-- Instructions for the task --
Your task is to repeat the listing exactly.

-- Supplied material --
----------------------------------------
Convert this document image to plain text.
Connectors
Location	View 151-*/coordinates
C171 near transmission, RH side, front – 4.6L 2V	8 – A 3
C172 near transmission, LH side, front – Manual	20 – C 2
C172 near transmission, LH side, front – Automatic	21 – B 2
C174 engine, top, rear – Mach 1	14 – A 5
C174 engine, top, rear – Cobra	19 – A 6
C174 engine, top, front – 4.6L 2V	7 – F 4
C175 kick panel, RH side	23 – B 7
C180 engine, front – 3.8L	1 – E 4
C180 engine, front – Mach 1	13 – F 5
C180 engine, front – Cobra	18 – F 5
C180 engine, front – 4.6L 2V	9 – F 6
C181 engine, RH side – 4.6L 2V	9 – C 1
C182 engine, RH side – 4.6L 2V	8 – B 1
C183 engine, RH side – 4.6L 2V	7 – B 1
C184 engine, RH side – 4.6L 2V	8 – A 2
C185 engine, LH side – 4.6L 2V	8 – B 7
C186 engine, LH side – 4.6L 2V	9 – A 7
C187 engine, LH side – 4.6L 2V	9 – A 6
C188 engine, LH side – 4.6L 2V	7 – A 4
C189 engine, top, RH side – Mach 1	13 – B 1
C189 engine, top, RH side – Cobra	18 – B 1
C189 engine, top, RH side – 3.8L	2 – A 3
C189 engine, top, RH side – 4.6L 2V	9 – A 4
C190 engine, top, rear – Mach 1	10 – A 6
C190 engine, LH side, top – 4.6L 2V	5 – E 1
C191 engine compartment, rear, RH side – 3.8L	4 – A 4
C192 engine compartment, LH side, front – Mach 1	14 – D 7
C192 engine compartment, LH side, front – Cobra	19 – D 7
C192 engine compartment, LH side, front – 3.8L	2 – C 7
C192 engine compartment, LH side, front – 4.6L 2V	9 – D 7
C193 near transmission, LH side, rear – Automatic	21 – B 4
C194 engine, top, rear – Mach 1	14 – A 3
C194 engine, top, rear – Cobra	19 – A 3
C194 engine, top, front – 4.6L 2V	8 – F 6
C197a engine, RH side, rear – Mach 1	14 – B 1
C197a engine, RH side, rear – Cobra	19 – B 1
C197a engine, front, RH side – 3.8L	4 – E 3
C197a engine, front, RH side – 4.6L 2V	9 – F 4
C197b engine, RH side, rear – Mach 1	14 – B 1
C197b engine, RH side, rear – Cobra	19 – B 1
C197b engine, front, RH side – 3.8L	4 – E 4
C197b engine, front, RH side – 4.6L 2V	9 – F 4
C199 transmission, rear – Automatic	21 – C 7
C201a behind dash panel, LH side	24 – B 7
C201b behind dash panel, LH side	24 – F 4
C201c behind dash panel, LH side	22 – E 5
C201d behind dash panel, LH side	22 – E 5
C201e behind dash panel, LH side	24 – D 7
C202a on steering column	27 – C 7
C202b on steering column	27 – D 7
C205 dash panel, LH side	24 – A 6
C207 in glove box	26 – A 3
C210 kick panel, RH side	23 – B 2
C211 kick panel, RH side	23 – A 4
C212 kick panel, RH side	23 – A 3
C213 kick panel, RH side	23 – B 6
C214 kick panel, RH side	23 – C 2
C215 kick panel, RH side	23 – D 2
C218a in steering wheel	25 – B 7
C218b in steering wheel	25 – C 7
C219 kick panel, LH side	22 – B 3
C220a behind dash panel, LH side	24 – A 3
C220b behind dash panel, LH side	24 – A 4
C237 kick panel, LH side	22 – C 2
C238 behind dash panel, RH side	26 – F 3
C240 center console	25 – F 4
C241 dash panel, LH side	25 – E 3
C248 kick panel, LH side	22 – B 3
----------------------------------------
-- Response to the task --
Convert this document image to plain text.
Connectors
Location	View 151-*/coordinates
C171 near transmission, RH side, front – 4.6L 2V	8 – A 3
C172 near transmission, LH side, front – Manual	20 – C 2
C172 near transmission, LH side, front – Automatic	21 – B 2
C174 engine, top, rear – Mach 1	14 – A 5
C174 engine, top, rear – Cobra	19 – A 6
C174 engine, top, front – 4.6L 2V	7 – F 4
C175 kick panel, RH side	23 – B 7
C180 engine, front – 3.8L	1 – E 4
C180 engine, front – Mach 1	13 – F 5
C180 engine, front – Cobra	18 – F 5
C180 engine, front – 4.6L 2V	9 – F 6
C181 engine, RH side – 4.6L 2V	9 – C 1
C182 engine, RH side – 4.6L 2V	8 – B 1
C183 engine, RH side – 4.6L 2V	7 – B 1
C184 engine, RH side – 4.6L 2V	8 – A 2
C185 engine, LH side – 4.6L 2V	8 – B 7
C186 engine, LH side – 4.6L 2V	9 – A 7
C187 engine, LH side – 4.6L 2V	9 – A 6
C188 engine, LH side – 4.6L 2V	7 – A 4
C189 engine, top, RH side – Mach 1	13 – B 1
C189 engine, top, RH side – Cobra	18 – B 1
C189 engine, top, RH side – 3.8L	2 – A 3
C189 engine, top, RH side – 4.6L 2V	9 – A 4
C190 engine, top, rear – Mach 1	10 – A 6
C190 engine, LH side, top – 4.6L 2V	5 – E 1
C191 engine compartment, rear, RH side – 3.8L	4 – A 4
C192 engine compartment, LH side, front – Mach 1	14 – D 7
C192 engine compartment, LH side, front – Cobra	19 – D 7
C192 engine compartment, LH side, front – 3.8L	2 – C 7
C192 engine compartment, LH side, front – 4.6L 2V	9 – D 7
C193 near transmission, LH side, rear – Automatic	21 – B 4
C194 engine, top, rear – Mach 1	14 – A 3
C194 engine, top, rear – Cobra	19 – A 3
C194 engine, top, front – 4.6L 2V	8 – F 6
C197a engine, RH side, rear – Mach 1	14 – B 1
C197a engine, RH side, rear – Cobra	19 – B 1
C197a engine, front, RH side – 3.8L	4 – E 3
C197a engine, front, RH side – 4.6L 2V	9 – F 4
C197b engine, RH side, rear – Mach 1	14 – B 1
C197b engine, RH side, rear – Cobra	19 – B 1
C197b engine, front, RH side – 3.8L	4 – E 4
C197b engine, front, RH side – 4.6L 2V	9 – F 4
C199 transmission, rear – Automatic	21 – C 7
C201a behind dash panel, LH side	24 – B 7
C201b behind dash panel, LH side	24 – F 4
C201c behind dash panel, LH side	22 – E 5
C201d behind dash panel, LH side	22 – E 5
C201e behind dash panel, LH side	24 – D 7
C202a on steering column	27 – C 7
C202b on steering column	27 – D 7
C205 dash panel, LH side	24 – A 6
C207 in glove box	26 – A 3
C210 kick panel, RH side	23 – B 2
C211 kick panel, RH side	23 – A 4
C212 kick panel, RH side	23 – A 3
C213 kick panel, RH side	23 – B 6
C214 kick panel, RH side	23 – C 2
C215 kick panel, RH side	23 – D 2
C218a in steering wheel	25 – B 7
C218b in steering wheel	25 – C 7
C219 kick panel, LH side	22 – B 3
C220a behind dash panel, LH side	24 – A 3
C220b behind dash panel, LH side	24 – A 4
C237 kick panel, LH side	22 – C 2
C238 behind dash panel, RH side	26 – F 3
C240 center console	25 – F 4
C241 dash panel, LH side	25 – E 3
C248 kick panel, LH side	22 – B 3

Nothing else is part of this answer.